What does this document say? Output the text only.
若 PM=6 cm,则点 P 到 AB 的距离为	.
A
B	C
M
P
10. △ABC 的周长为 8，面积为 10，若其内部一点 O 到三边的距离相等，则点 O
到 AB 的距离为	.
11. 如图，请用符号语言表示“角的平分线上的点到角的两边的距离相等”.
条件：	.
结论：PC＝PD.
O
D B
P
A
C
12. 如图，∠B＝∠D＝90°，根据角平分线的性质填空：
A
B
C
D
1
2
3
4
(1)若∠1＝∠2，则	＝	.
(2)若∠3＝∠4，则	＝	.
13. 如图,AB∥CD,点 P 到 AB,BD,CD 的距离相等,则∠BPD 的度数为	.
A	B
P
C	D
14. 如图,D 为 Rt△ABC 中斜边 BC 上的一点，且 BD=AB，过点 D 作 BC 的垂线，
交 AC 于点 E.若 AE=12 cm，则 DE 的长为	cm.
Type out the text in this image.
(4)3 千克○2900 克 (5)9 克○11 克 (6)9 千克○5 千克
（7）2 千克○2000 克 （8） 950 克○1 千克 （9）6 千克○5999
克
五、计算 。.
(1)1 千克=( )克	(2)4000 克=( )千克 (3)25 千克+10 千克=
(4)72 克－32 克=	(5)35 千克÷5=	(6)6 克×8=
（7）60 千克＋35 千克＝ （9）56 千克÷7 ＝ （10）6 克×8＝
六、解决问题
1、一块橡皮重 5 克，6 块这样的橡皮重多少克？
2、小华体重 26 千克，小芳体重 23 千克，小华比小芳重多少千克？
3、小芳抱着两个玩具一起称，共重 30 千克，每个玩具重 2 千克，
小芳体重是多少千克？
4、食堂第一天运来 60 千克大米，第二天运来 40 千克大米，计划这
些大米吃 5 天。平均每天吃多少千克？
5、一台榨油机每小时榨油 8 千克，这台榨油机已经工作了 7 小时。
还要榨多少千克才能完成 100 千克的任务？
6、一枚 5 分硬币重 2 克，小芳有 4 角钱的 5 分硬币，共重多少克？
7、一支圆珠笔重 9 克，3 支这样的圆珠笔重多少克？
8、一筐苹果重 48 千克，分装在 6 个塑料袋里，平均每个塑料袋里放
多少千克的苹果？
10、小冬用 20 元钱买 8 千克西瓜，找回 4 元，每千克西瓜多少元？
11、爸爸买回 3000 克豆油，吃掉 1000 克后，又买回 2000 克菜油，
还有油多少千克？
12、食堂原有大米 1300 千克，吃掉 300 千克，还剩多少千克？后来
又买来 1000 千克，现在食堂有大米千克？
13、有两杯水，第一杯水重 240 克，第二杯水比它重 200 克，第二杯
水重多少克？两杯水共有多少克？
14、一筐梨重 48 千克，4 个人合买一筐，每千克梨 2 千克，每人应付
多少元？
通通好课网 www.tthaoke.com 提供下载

■ **What to do**
Repeat the data above, word for word.

■ **The response**
What does this document say? Output the text only.
若 PM=6 cm,则点 P 到 AB 的距离为	.
A
B	C
M
P
10. △ABC 的周长为 8，面积为 10，若其内部一点 O 到三边的距离相等，则点 O
到 AB 的距离为	.
11. 如图，请用符号语言表示“角的平分线上的点到角的两边的距离相等”.
条件：	.
结论：PC＝PD.
O
D B
P
A
C
12. 如图，∠B＝∠D＝90°，根据角平分线的性质填空：
A
B
C
D
1
2
3
4
(1)若∠1＝∠2，则	＝	.
(2)若∠3＝∠4，则	＝	.
13. 如图,AB∥CD,点 P 到 AB,BD,CD 的距离相等,则∠BPD 的度数为	.
A	B
P
C	D
14. 如图,D 为 Rt△ABC 中斜边 BC 上的一点，且 BD=AB，过点 D 作 BC 的垂线，
交 AC 于点 E.若 AE=12 cm，则 DE 的长为	cm.
Type out the text in this image.
(4)3 千克○2900 克 (5)9 克○11 克 (6)9 千克○5 千克
（7）2 千克○2000 克 （8） 950 克○1 千克 （9）6 千克○5999
克
五、计算 。.
(1)1 千克=( )克	(2)4000 克=( )千克 (3)25 千克+10 千克=
(4)72 克－32 克=	(5)35 千克÷5=	(6)6 克×8=
（7）60 千克＋35 千克＝ （9）56 千克÷7 ＝ （10）6 克×8＝
六、解决问题
1、一块橡皮重 5 克，6 块这样的橡皮重多少克？
2、小华体重 26 千克，小芳体重 23 千克，小华比小芳重多少千克？
3、小芳抱着两个玩具一起称，共重 30 千克，每个玩具重 2 千克，
小芳体重是多少千克？
4、食堂第一天运来 60 千克大米，第二天运来 40 千克大米，计划这
些大米吃 5 天。平均每天吃多少千克？
5、一台榨油机每小时榨油 8 千克，这台榨油机已经工作了 7 小时。
还要榨多少千克才能完成 100 千克的任务？
6、一枚 5 分硬币重 2 克，小芳有 4 角钱的 5 分硬币，共重多少克？
7、一支圆珠笔重 9 克，3 支这样的圆珠笔重多少克？
8、一筐苹果重 48 千克，分装在 6 个塑料袋里，平均每个塑料袋里放
多少千克的苹果？
10、小冬用 20 元钱买 8 千克西瓜，找回 4 元，每千克西瓜多少元？
11、爸爸买回 3000 克豆油，吃掉 1000 克后，又买回 2000 克菜油，
还有油多少千克？
12、食堂原有大米 1300 千克，吃掉 300 千克，还剩多少千克？后来
又买来 1000 千克，现在食堂有大米千克？
13、有两杯水，第一杯水重 240 克，第二杯水比它重 200 克，第二杯
水重多少克？两杯水共有多少克？
14、一筐梨重 48 千克，4 个人合买一筐，每千克梨 2 千克，每人应付
多少元？
通通好课网 www.tthaoke.com 提供下载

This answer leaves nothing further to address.